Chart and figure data
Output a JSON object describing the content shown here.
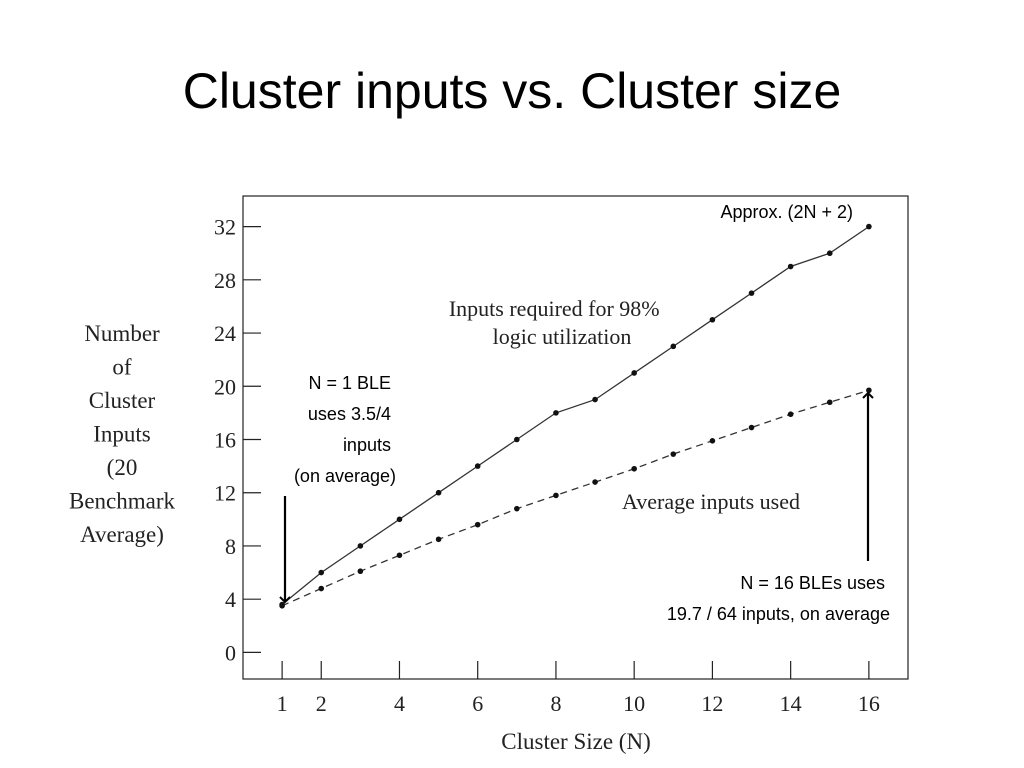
{
  "slide": {
    "title": "Cluster inputs vs. Cluster size"
  },
  "chart_data": {
    "type": "line",
    "xlabel": "Cluster Size (N)",
    "ylabel_lines": [
      "Number",
      "of",
      "Cluster",
      "Inputs",
      "(20",
      "Benchmark",
      "Average)"
    ],
    "x_ticks": [
      1,
      2,
      4,
      6,
      8,
      10,
      12,
      14,
      16
    ],
    "y_ticks": [
      0,
      4,
      8,
      12,
      16,
      20,
      24,
      28,
      32
    ],
    "xlim": [
      0,
      17
    ],
    "ylim": [
      -2,
      34.3
    ],
    "series": [
      {
        "name": "Inputs required for 98% logic utilization",
        "style": "solid",
        "x": [
          1,
          2,
          3,
          4,
          5,
          6,
          7,
          8,
          9,
          10,
          11,
          12,
          13,
          14,
          15,
          16
        ],
        "values": [
          3.6,
          6,
          8,
          10,
          12,
          14,
          16,
          18,
          19,
          21,
          23,
          25,
          27,
          29,
          30,
          32
        ]
      },
      {
        "name": "Average inputs used",
        "style": "dashed",
        "x": [
          1,
          2,
          3,
          4,
          5,
          6,
          7,
          8,
          9,
          10,
          11,
          12,
          13,
          14,
          15,
          16
        ],
        "values": [
          3.5,
          4.8,
          6.1,
          7.3,
          8.5,
          9.6,
          10.8,
          11.8,
          12.8,
          13.8,
          14.9,
          15.9,
          16.9,
          17.9,
          18.8,
          19.7
        ]
      }
    ],
    "labels": {
      "solid_line": [
        "Inputs required for 98%",
        "logic utilization"
      ],
      "dashed_line": "Average inputs used"
    },
    "annotations": {
      "approx": "Approx. (2N + 2)",
      "n1": [
        "N = 1 BLE",
        "uses 3.5/4",
        "inputs",
        "(on average)"
      ],
      "n16": [
        "N = 16 BLEs uses",
        "19.7 / 64 inputs, on average"
      ]
    }
  }
}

Given task: Restate the whole listing above exactly, except for its images.

Solved problem:
Output a JSON object describing the content shown here.
{
  "slide": {
    "title": "Cluster inputs vs. Cluster size"
  },
  "chart_data": {
    "type": "line",
    "xlabel": "Cluster Size (N)",
    "ylabel_lines": [
      "Number",
      "of",
      "Cluster",
      "Inputs",
      "(20",
      "Benchmark",
      "Average)"
    ],
    "x_ticks": [
      1,
      2,
      4,
      6,
      8,
      10,
      12,
      14,
      16
    ],
    "y_ticks": [
      0,
      4,
      8,
      12,
      16,
      20,
      24,
      28,
      32
    ],
    "xlim": [
      0,
      17
    ],
    "ylim": [
      -2,
      34.3
    ],
    "series": [
      {
        "name": "Inputs required for 98% logic utilization",
        "style": "solid",
        "x": [
          1,
          2,
          3,
          4,
          5,
          6,
          7,
          8,
          9,
          10,
          11,
          12,
          13,
          14,
          15,
          16
        ],
        "values": [
          3.6,
          6,
          8,
          10,
          12,
          14,
          16,
          18,
          19,
          21,
          23,
          25,
          27,
          29,
          30,
          32
        ]
      },
      {
        "name": "Average inputs used",
        "style": "dashed",
        "x": [
          1,
          2,
          3,
          4,
          5,
          6,
          7,
          8,
          9,
          10,
          11,
          12,
          13,
          14,
          15,
          16
        ],
        "values": [
          3.5,
          4.8,
          6.1,
          7.3,
          8.5,
          9.6,
          10.8,
          11.8,
          12.8,
          13.8,
          14.9,
          15.9,
          16.9,
          17.9,
          18.8,
          19.7
        ]
      }
    ],
    "labels": {
      "solid_line": [
        "Inputs required for 98%",
        "logic utilization"
      ],
      "dashed_line": "Average inputs used"
    },
    "annotations": {
      "approx": "Approx. (2N + 2)",
      "n1": [
        "N = 1 BLE",
        "uses 3.5/4",
        "inputs",
        "(on average)"
      ],
      "n16": [
        "N = 16 BLEs uses",
        "19.7 / 64 inputs, on average"
      ]
    }
  }
}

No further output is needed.